* Begin DATA PROVIDED *
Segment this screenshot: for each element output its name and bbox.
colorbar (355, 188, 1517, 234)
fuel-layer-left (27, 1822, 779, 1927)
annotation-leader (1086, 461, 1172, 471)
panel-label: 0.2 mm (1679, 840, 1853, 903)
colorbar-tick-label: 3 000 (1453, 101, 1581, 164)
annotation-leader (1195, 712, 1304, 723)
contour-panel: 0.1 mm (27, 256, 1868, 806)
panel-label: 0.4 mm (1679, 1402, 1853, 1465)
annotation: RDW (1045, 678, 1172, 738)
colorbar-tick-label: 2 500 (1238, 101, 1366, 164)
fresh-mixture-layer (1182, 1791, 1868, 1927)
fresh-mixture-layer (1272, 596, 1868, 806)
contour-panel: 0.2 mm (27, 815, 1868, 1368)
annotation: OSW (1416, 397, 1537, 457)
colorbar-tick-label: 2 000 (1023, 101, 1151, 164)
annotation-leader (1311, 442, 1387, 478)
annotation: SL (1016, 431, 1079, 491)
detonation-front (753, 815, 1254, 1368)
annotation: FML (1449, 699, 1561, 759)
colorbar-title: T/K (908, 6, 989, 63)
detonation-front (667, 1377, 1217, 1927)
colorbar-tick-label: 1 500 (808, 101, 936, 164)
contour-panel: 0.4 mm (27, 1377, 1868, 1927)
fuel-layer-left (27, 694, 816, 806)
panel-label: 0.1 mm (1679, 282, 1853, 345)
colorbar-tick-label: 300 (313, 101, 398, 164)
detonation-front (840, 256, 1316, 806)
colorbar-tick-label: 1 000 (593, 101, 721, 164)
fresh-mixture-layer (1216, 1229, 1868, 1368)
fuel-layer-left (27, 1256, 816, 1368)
* End DATA PROVIDED *
* [TASK DESCRIPTION]
Quote every item above word for word.

* [FINISHED ANSWER]
Segment this screenshot: for each element output its name and bbox.
colorbar (355, 188, 1517, 234)
fuel-layer-left (27, 1822, 779, 1927)
annotation-leader (1086, 461, 1172, 471)
panel-label: 0.2 mm (1679, 840, 1853, 903)
colorbar-tick-label: 3 000 (1453, 101, 1581, 164)
annotation-leader (1195, 712, 1304, 723)
contour-panel: 0.1 mm (27, 256, 1868, 806)
panel-label: 0.4 mm (1679, 1402, 1853, 1465)
annotation: RDW (1045, 678, 1172, 738)
colorbar-tick-label: 2 500 (1238, 101, 1366, 164)
fresh-mixture-layer (1182, 1791, 1868, 1927)
fresh-mixture-layer (1272, 596, 1868, 806)
contour-panel: 0.2 mm (27, 815, 1868, 1368)
annotation: OSW (1416, 397, 1537, 457)
colorbar-tick-label: 2 000 (1023, 101, 1151, 164)
annotation-leader (1311, 442, 1387, 478)
annotation: SL (1016, 431, 1079, 491)
detonation-front (753, 815, 1254, 1368)
annotation: FML (1449, 699, 1561, 759)
colorbar-title: T/K (908, 6, 989, 63)
detonation-front (667, 1377, 1217, 1927)
colorbar-tick-label: 1 500 (808, 101, 936, 164)
contour-panel: 0.4 mm (27, 1377, 1868, 1927)
fuel-layer-left (27, 694, 816, 806)
panel-label: 0.1 mm (1679, 282, 1853, 345)
colorbar-tick-label: 300 (313, 101, 398, 164)
detonation-front (840, 256, 1316, 806)
colorbar-tick-label: 1 000 (593, 101, 721, 164)
fresh-mixture-layer (1216, 1229, 1868, 1368)
fuel-layer-left (27, 1256, 816, 1368)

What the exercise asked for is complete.